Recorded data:
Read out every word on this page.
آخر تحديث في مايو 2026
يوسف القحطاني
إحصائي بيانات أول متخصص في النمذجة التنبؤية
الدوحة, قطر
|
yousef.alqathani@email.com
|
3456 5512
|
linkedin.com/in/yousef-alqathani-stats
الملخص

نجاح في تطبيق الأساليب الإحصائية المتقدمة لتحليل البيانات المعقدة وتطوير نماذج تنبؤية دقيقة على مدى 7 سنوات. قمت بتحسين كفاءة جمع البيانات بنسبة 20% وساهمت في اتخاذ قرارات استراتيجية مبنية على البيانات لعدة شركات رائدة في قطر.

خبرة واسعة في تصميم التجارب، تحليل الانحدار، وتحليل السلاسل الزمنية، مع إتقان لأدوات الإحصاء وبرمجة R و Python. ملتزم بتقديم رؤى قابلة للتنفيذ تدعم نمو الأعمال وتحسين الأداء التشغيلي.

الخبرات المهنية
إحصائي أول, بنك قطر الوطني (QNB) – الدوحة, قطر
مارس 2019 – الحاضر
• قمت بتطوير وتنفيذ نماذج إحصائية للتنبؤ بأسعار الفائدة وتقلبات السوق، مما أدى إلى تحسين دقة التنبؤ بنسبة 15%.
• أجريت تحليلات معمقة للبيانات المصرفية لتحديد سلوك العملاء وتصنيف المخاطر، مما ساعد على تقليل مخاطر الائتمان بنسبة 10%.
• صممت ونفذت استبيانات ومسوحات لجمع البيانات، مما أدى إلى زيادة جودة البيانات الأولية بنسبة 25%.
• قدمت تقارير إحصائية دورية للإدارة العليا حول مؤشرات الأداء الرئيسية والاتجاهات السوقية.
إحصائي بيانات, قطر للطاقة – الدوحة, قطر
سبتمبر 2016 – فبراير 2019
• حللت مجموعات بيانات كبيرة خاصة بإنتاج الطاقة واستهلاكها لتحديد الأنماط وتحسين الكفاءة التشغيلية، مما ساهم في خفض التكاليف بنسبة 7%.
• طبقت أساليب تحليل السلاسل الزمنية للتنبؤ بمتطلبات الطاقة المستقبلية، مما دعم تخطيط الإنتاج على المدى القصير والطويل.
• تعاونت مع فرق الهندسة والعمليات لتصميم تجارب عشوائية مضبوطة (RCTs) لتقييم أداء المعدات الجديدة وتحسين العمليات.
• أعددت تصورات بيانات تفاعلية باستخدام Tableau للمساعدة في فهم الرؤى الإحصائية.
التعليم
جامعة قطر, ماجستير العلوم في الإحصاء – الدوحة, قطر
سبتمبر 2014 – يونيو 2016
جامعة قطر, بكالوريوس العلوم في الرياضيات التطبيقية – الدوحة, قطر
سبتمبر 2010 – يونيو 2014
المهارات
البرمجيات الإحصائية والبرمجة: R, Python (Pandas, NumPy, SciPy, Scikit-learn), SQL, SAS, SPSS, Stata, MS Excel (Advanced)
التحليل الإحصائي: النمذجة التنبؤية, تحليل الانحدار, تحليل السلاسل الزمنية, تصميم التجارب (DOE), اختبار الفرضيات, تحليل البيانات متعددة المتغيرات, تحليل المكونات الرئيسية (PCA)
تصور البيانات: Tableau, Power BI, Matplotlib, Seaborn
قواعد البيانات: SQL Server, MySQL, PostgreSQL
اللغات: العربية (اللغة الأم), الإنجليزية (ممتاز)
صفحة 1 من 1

◆ What you should do ◆
Take each line containing the string "Python" and copy it out.

◆ Problem solution ◆
خبرة واسعة في تصميم التجارب، تحليل الانحدار، وتحليل السلاسل الزمنية، مع إتقان لأدوات الإحصاء وبرمجة R و Python. ملتزم بتقديم رؤى قابلة للتنفيذ تدعم نمو الأعمال وتحسين الأداء التشغيلي.
البرمجيات الإحصائية والبرمجة: R, Python (Pandas, NumPy, SciPy, Scikit-learn), SQL, SAS, SPSS, Stata, MS Excel (Advanced)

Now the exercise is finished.